┏━━

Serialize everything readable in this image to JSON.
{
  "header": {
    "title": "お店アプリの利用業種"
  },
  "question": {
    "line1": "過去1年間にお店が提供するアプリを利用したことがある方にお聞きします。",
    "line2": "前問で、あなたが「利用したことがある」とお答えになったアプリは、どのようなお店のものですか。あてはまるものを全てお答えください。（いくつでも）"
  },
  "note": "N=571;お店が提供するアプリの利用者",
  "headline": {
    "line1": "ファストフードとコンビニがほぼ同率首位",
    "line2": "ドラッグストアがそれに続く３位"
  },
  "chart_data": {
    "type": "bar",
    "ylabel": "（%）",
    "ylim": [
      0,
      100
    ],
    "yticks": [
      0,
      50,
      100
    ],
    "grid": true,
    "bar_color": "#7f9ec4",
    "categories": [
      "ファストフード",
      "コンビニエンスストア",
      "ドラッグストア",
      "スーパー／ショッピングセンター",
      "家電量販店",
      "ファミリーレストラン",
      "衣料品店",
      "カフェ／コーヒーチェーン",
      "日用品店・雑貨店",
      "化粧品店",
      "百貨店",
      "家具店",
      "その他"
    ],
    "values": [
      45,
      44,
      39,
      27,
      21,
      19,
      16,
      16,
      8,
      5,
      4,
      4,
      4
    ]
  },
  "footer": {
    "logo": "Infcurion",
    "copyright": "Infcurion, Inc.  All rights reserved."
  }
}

┗━━

*Exercise requirements*.
Locate all lines in the listing above with the word "Infcurion". Copy them.

*Answer to this exercise*.
    "logo": "Infcurion",
    "copyright": "Infcurion, Inc.  All rights reserved."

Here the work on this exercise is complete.